EXERCISE: A verbatim copy of the records is required, with all pictures left out.

LISTED RECORDS:
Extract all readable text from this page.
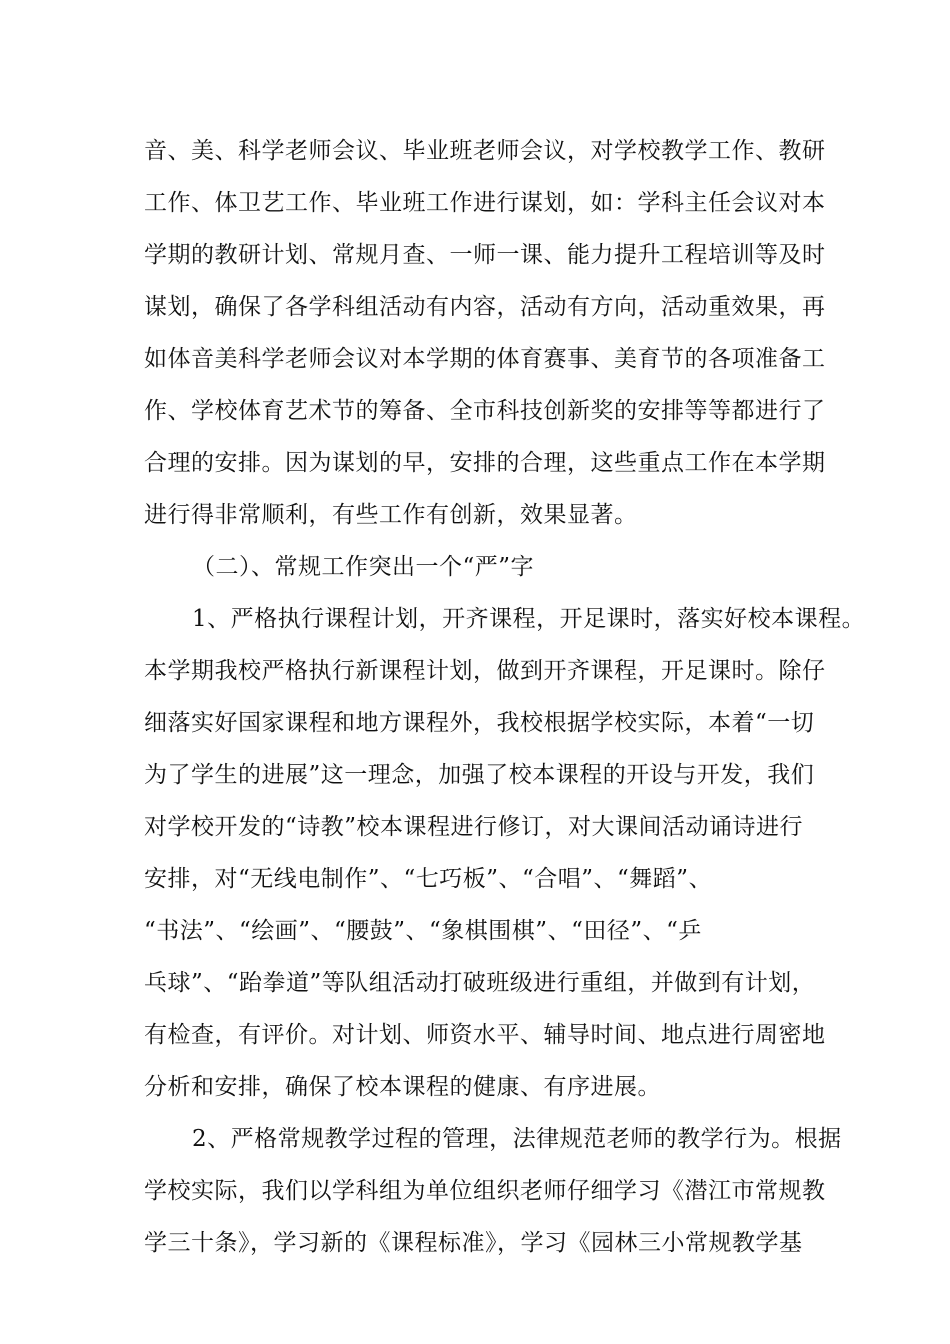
音、美、科学老师会议、毕业班老师会议，对学校教学工作、教研
工作、体卫艺工作、毕业班工作进行谋划，如：学科主任会议对本
学期的教研计划、常规月查、一师一课、能力提升工程培训等及时
谋划，确保了各学科组活动有内容，活动有方向，活动重效果，再
如体音美科学老师会议对本学期的体育赛事、美育节的各项准备工
作、学校体育艺术节的筹备、全市科技创新奖的安排等等都进行了
合理的安排。因为谋划的早，安排的合理，这些重点工作在本学期
进行得非常顺利，有些工作有创新，效果显著。
（二）、常规工作突出一个“严”字
1、严格执行课程计划，开齐课程，开足课时，落实好校本课程。
本学期我校严格执行新课程计划，做到开齐课程，开足课时。除仔
细落实好国家课程和地方课程外，我校根据学校实际，本着“一切
为了学生的进展”这一理念，加强了校本课程的开设与开发，我们
对学校开发的“诗教”校本课程进行修订，对大课间活动诵诗进行
安排，对“无线电制作”、“七巧板”、“合唱”、“舞蹈”、
“书法”、“绘画”、“腰鼓”、“象棋围棋”、“田径”、“乒
乓球”、“跆拳道”等队组活动打破班级进行重组，并做到有计划，
有检查，有评价。对计划、师资水平、辅导时间、地点进行周密地
分析和安排，确保了校本课程的健康、有序进展。
2、严格常规教学过程的管理，法律规范老师的教学行为。根据
学校实际，我们以学科组为单位组织老师仔细学习《潜江市常规教
学三十条》，学习新的《课程标准》，学习《园林三小常规教学基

RESULT OF THE TASK:
Extract all readable text from this page.
音、美、科学老师会议、毕业班老师会议，对学校教学工作、教研
工作、体卫艺工作、毕业班工作进行谋划，如：学科主任会议对本
学期的教研计划、常规月查、一师一课、能力提升工程培训等及时
谋划，确保了各学科组活动有内容，活动有方向，活动重效果，再
如体音美科学老师会议对本学期的体育赛事、美育节的各项准备工
作、学校体育艺术节的筹备、全市科技创新奖的安排等等都进行了
合理的安排。因为谋划的早，安排的合理，这些重点工作在本学期
进行得非常顺利，有些工作有创新，效果显著。
（二）、常规工作突出一个“严”字
1、严格执行课程计划，开齐课程，开足课时，落实好校本课程。
本学期我校严格执行新课程计划，做到开齐课程，开足课时。除仔
细落实好国家课程和地方课程外，我校根据学校实际，本着“一切
为了学生的进展”这一理念，加强了校本课程的开设与开发，我们
对学校开发的“诗教”校本课程进行修订，对大课间活动诵诗进行
安排，对“无线电制作”、“七巧板”、“合唱”、“舞蹈”、
“书法”、“绘画”、“腰鼓”、“象棋围棋”、“田径”、“乒
乓球”、“跆拳道”等队组活动打破班级进行重组，并做到有计划，
有检查，有评价。对计划、师资水平、辅导时间、地点进行周密地
分析和安排，确保了校本课程的健康、有序进展。
2、严格常规教学过程的管理，法律规范老师的教学行为。根据
学校实际，我们以学科组为单位组织老师仔细学习《潜江市常规教
学三十条》，学习新的《课程标准》，学习《园林三小常规教学基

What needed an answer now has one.